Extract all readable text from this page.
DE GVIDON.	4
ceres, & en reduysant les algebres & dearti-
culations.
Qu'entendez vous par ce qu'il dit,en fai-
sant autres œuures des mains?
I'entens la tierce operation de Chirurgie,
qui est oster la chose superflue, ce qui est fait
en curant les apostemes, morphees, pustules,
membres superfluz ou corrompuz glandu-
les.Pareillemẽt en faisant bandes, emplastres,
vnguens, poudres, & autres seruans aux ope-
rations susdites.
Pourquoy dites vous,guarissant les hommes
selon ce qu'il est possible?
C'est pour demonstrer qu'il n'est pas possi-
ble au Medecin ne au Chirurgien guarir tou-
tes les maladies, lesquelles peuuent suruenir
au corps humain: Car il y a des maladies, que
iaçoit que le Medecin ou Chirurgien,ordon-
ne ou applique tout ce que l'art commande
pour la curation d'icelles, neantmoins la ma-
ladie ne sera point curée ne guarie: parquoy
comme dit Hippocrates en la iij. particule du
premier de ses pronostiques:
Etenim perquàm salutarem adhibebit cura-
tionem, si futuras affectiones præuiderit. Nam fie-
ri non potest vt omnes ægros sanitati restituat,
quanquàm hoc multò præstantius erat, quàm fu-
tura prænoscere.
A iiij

_____

Given task —
Each line of the material should be duplicated exactly, please.

Output of the task —
Extract all readable text from this page.
DE GVIDON.	4
ceres, & en reduysant les algebres & dearti-
culations.
Qu'entendez vous par ce qu'il dit,en fai-
sant autres œuures des mains?
I'entens la tierce operation de Chirurgie,
qui est oster la chose superflue, ce qui est fait
en curant les apostemes, morphees, pustules,
membres superfluz ou corrompuz glandu-
les.Pareillemẽt en faisant bandes, emplastres,
vnguens, poudres, & autres seruans aux ope-
rations susdites.
Pourquoy dites vous,guarissant les hommes
selon ce qu'il est possible?
C'est pour demonstrer qu'il n'est pas possi-
ble au Medecin ne au Chirurgien guarir tou-
tes les maladies, lesquelles peuuent suruenir
au corps humain: Car il y a des maladies, que
iaçoit que le Medecin ou Chirurgien,ordon-
ne ou applique tout ce que l'art commande
pour la curation d'icelles, neantmoins la ma-
ladie ne sera point curée ne guarie: parquoy
comme dit Hippocrates en la iij. particule du
premier de ses pronostiques:
Etenim perquàm salutarem adhibebit cura-
tionem, si futuras affectiones præuiderit. Nam fie-
ri non potest vt omnes ægros sanitati restituat,
quanquàm hoc multò præstantius erat, quàm fu-
tura prænoscere.
A iiij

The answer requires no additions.